Rows from a dataset:
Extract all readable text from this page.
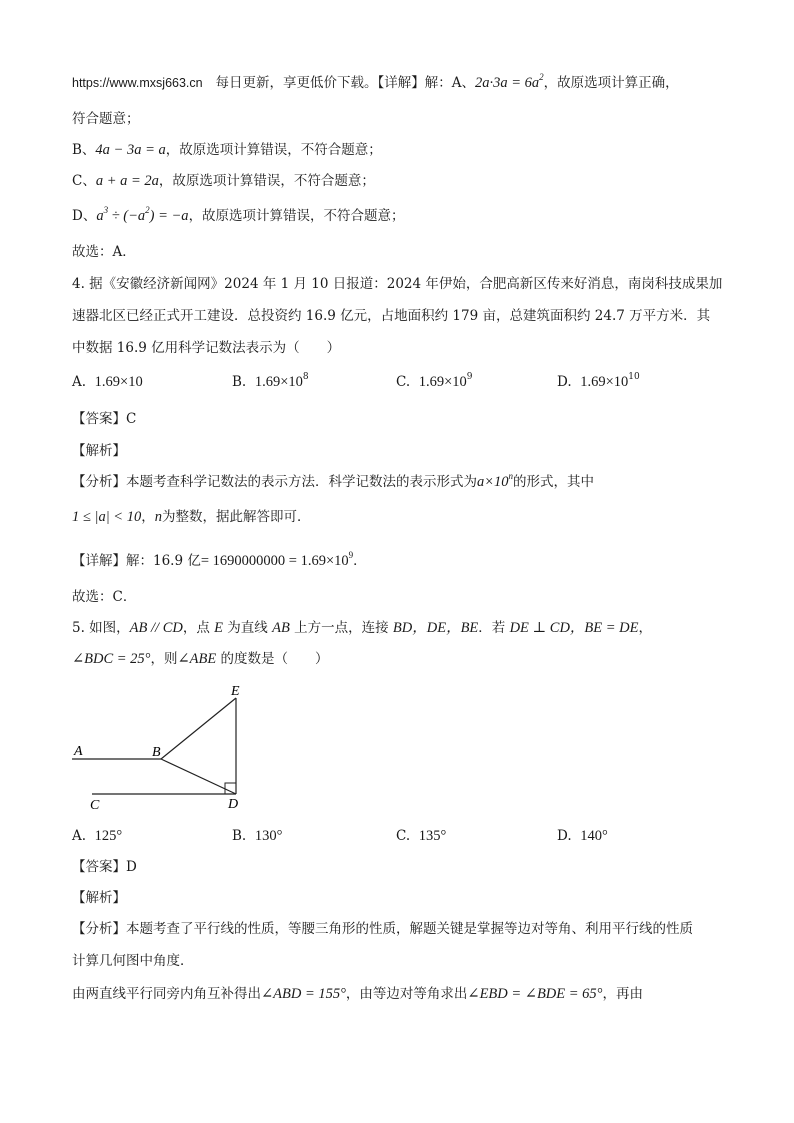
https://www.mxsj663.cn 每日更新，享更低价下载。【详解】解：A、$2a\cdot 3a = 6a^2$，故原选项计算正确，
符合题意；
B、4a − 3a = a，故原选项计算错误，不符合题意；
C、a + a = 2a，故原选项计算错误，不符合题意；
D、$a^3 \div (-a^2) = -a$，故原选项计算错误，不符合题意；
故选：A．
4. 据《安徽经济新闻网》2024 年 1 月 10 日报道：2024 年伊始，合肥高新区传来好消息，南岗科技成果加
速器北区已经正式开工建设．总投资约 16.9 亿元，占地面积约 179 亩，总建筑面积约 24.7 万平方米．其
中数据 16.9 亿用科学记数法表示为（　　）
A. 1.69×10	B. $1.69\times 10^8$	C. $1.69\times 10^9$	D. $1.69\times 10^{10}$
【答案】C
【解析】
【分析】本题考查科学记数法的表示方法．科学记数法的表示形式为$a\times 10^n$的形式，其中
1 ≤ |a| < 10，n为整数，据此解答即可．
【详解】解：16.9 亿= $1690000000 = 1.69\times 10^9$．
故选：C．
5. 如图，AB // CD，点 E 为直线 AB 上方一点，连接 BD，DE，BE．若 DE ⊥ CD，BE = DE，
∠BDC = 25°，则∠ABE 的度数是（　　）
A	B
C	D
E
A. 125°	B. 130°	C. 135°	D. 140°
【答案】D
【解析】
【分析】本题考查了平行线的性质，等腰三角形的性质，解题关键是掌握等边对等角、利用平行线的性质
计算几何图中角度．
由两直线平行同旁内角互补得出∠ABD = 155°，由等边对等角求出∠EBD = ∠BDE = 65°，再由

==

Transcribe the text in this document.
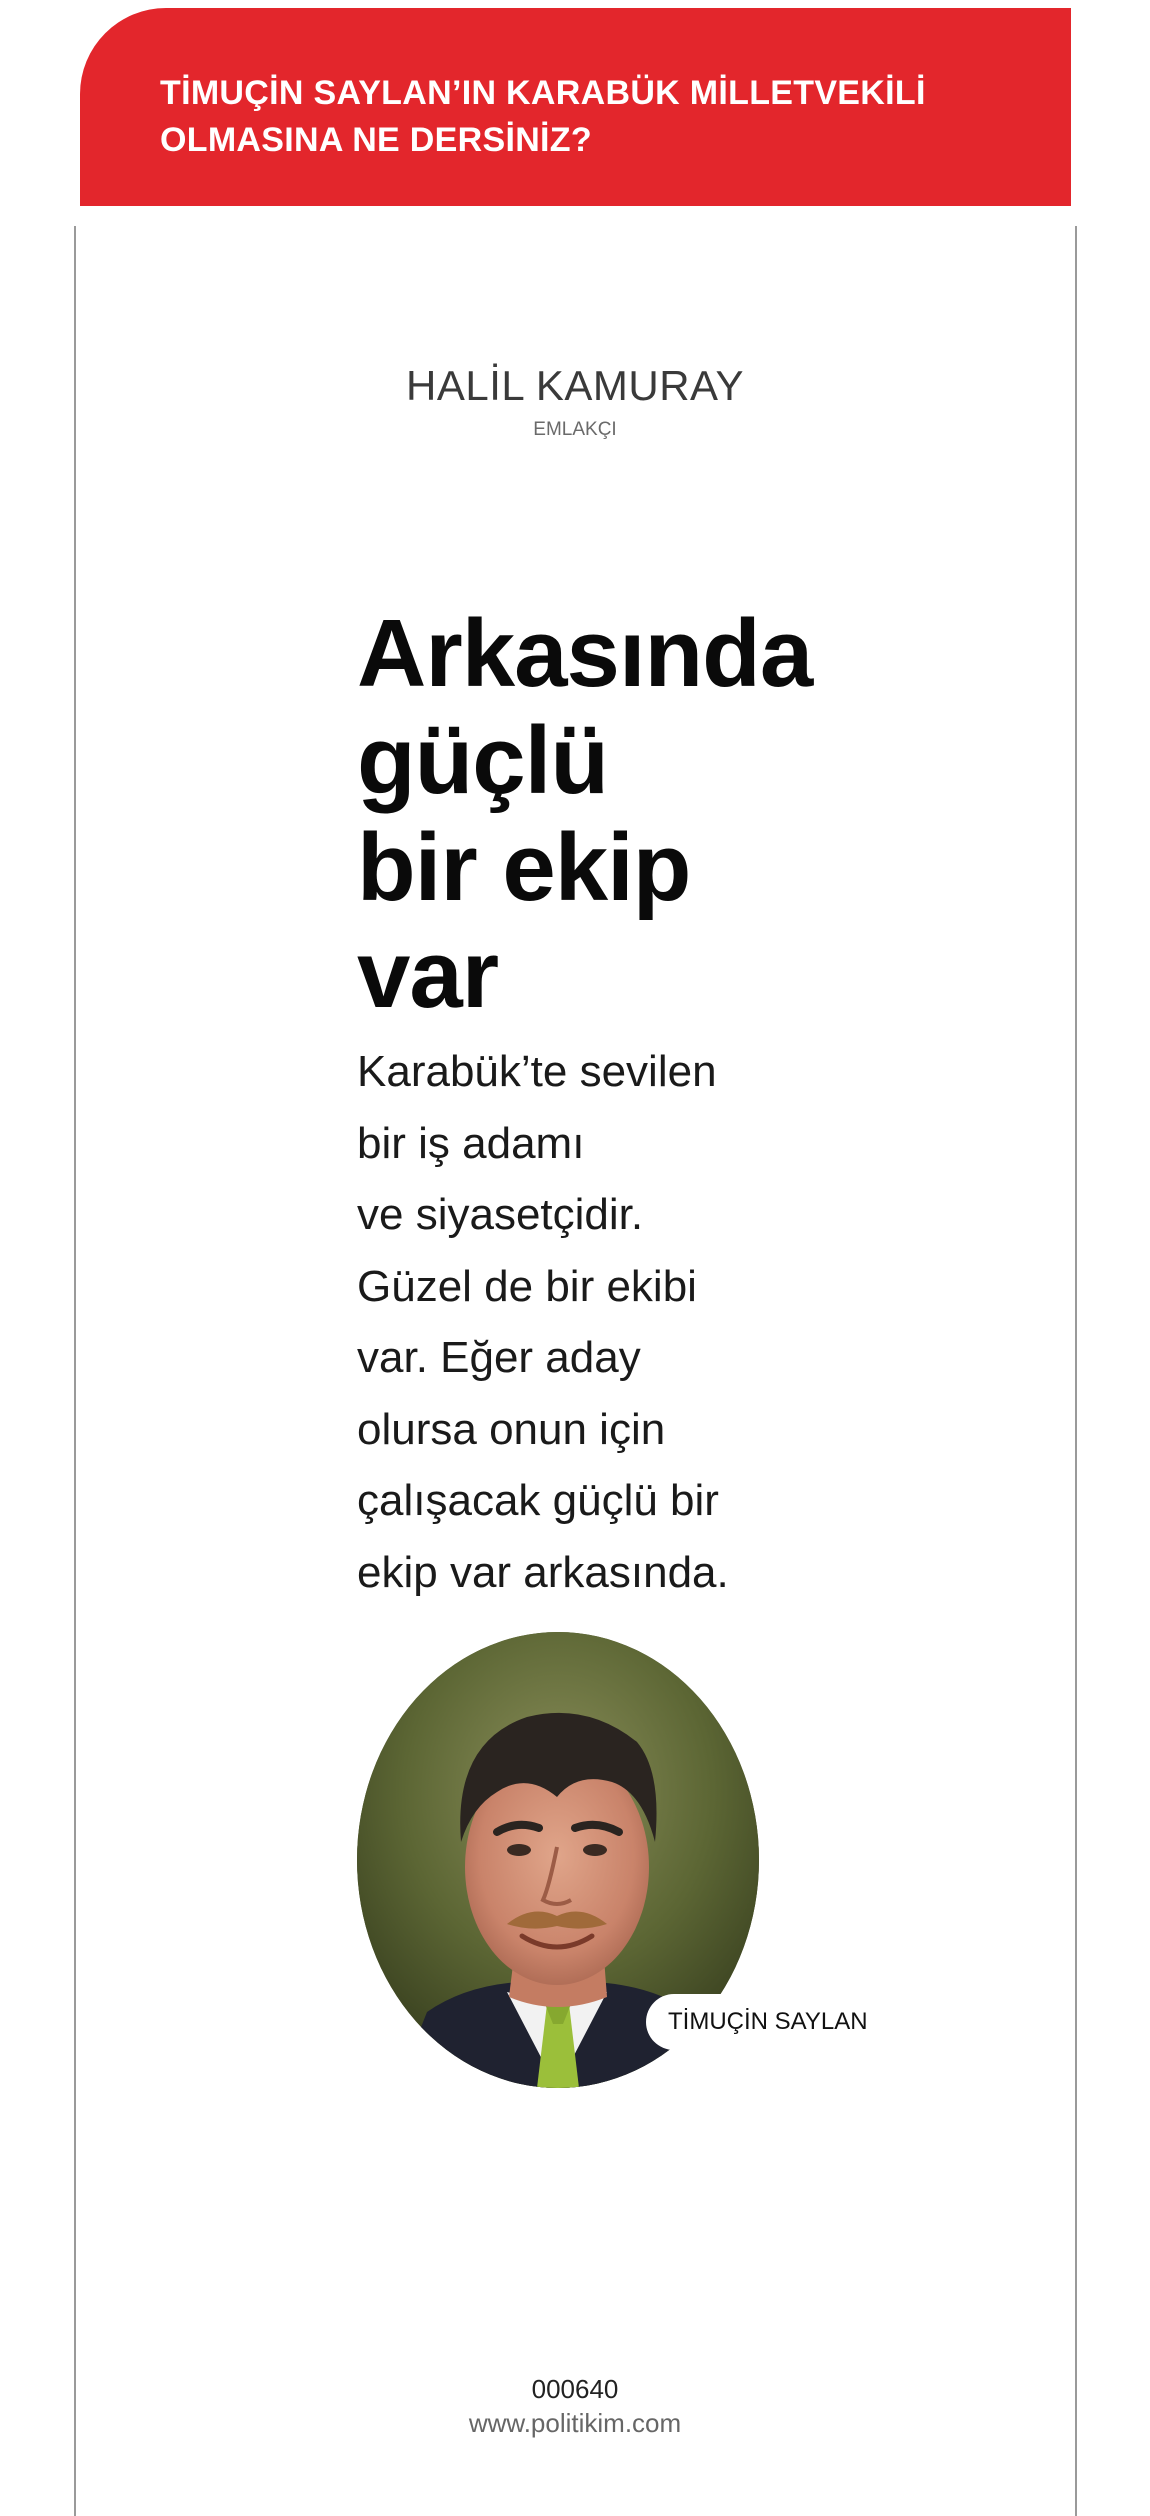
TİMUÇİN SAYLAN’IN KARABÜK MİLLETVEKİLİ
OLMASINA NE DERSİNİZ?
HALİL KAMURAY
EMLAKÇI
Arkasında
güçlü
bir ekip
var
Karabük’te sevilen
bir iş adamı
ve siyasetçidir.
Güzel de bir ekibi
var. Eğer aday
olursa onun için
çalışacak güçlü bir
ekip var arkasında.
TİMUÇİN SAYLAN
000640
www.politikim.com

==

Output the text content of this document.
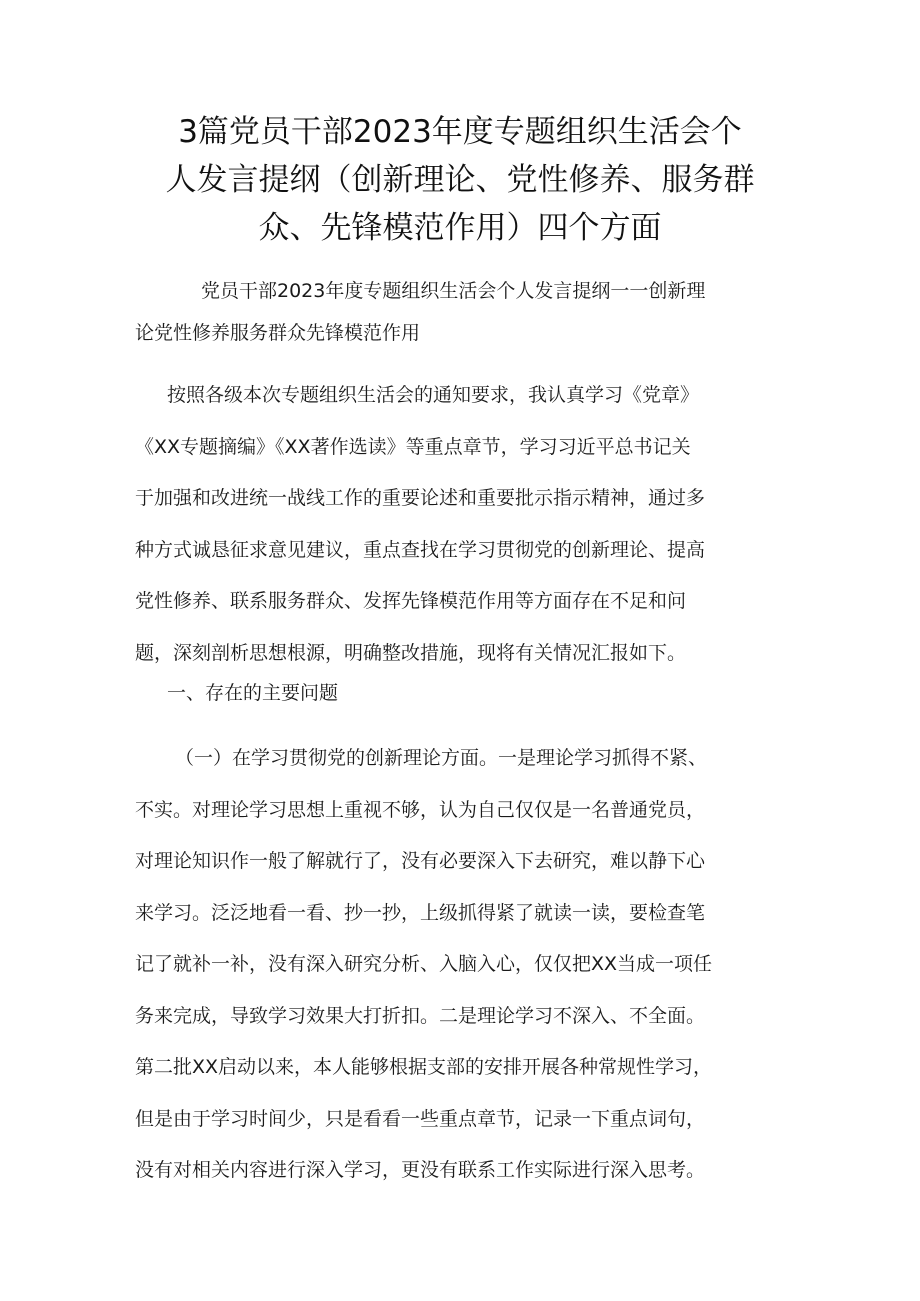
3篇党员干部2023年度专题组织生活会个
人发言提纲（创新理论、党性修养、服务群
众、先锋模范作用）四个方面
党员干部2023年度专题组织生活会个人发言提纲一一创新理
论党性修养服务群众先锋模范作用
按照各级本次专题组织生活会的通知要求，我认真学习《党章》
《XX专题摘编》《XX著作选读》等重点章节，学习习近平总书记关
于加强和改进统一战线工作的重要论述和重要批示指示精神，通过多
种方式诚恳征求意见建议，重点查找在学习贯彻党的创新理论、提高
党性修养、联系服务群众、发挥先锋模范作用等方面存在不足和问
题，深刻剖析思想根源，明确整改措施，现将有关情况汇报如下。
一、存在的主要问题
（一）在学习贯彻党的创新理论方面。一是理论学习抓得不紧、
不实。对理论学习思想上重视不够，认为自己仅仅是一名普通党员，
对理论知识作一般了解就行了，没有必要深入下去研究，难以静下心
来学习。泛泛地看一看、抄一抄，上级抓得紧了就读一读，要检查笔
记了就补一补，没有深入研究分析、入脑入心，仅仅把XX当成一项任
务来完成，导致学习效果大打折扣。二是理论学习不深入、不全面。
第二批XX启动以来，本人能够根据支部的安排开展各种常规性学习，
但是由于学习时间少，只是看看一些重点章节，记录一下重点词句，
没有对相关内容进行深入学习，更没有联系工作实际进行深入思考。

Written exercise:
Show all lines from the listing above in which "times" appears.

Exercise response:
A. 1.69×10	B. $1.69\times 10^8$	C. $1.69\times 10^9$	D. $1.69\times 10^{10}$
【分析】本题考查科学记数法的表示方法．科学记数法的表示形式为$a\times 10^n$的形式，其中
【详解】解：16.9 亿= $1690000000 = 1.69\times 10^9$．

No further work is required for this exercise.